**Prompt**
Each entry below should be echoed exactly, with pictures omitted.

Dataset items
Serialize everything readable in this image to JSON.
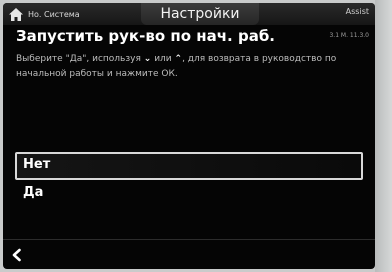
{
  "header": {
    "home_label": "Но. Система",
    "title": "Настройки",
    "assist_label": "Assist",
    "version": "3.1 М. 11.3.0"
  },
  "page": {
    "heading": "Запустить рук-во по нач. раб.",
    "desc_part1": "Выберите \"Да\", используя",
    "desc_or": "или",
    "desc_part2": ", для возврата в руководство по начальной работы и нажмите ОК.",
    "down_glyph": "⌄",
    "up_glyph": "⌃"
  },
  "options": [
    {
      "label": "Нет",
      "selected": true
    },
    {
      "label": "Да",
      "selected": false
    }
  ],
  "icons": {
    "home": "home-icon",
    "back": "chevron-left-icon"
  },
  "colors": {
    "screen_bg": "#050505",
    "text": "#ffffff",
    "selection_border": "#d8d8d8",
    "bezel": "#c9cbcb"
  }
}
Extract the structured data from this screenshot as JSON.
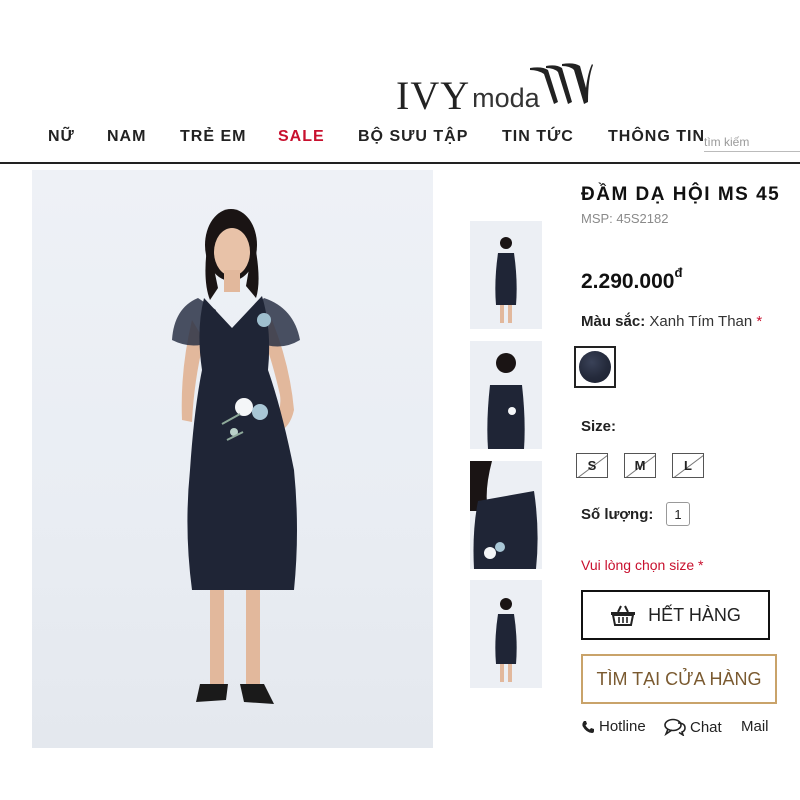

**Written response**
Serialize everything readable in this image to JSON.
{
  "header": {
    "home_label": "Но. Система",
    "title": "Настройки",
    "assist_label": "Assist",
    "version": "3.1 М. 11.3.0"
  },
  "page": {
    "heading": "Запустить рук-во по нач. раб.",
    "desc_part1": "Выберите \"Да\", используя",
    "desc_or": "или",
    "desc_part2": ", для возврата в руководство по начальной работы и нажмите ОК.",
    "down_glyph": "⌄",
    "up_glyph": "⌃"
  },
  "options": [
    {
      "label": "Нет",
      "selected": true
    },
    {
      "label": "Да",
      "selected": false
    }
  ],
  "icons": {
    "home": "home-icon",
    "back": "chevron-left-icon"
  },
  "colors": {
    "screen_bg": "#050505",
    "text": "#ffffff",
    "selection_border": "#d8d8d8",
    "bezel": "#c9cbcb"
  }
}
Extract the structured data from this screenshot as JSON.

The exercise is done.